- **What you have to do**:
Collect every line below that contains the word "this".

- **Material provided**:
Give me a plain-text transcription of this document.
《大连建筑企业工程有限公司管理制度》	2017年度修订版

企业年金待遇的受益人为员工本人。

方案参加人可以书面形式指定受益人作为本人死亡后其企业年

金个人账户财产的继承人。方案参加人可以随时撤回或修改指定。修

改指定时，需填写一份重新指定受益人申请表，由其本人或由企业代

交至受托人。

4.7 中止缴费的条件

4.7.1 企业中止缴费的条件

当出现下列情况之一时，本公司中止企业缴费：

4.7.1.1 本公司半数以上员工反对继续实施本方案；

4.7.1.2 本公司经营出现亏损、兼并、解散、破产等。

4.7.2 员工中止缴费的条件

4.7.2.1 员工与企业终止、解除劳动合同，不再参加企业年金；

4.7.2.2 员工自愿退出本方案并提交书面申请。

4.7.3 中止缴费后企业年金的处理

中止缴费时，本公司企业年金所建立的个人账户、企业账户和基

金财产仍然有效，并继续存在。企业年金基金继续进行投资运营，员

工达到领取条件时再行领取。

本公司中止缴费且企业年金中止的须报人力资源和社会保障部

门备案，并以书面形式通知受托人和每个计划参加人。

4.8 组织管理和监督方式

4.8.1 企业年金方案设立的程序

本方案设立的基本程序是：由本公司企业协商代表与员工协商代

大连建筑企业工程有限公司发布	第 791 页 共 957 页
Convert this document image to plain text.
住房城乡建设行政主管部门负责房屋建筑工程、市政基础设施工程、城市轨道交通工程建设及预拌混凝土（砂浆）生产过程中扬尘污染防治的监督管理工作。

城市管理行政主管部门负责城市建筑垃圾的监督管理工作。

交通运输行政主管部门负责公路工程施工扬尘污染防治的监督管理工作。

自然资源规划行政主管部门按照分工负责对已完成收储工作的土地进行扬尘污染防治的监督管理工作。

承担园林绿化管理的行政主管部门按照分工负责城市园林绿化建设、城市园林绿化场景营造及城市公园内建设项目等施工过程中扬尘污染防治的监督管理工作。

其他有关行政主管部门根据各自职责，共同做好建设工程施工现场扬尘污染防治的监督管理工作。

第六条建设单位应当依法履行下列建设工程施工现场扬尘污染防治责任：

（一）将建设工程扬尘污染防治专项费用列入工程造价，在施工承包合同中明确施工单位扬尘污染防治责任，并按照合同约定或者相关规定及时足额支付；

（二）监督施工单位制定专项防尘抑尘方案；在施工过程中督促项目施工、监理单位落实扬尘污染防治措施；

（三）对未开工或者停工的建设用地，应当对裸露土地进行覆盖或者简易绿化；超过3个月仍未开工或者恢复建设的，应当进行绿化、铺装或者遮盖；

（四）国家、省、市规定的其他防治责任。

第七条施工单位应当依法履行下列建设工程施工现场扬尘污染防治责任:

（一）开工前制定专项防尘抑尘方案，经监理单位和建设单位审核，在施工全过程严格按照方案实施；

- **Correct response**:
Give me a plain-text transcription of this document.
Convert this document image to plain text.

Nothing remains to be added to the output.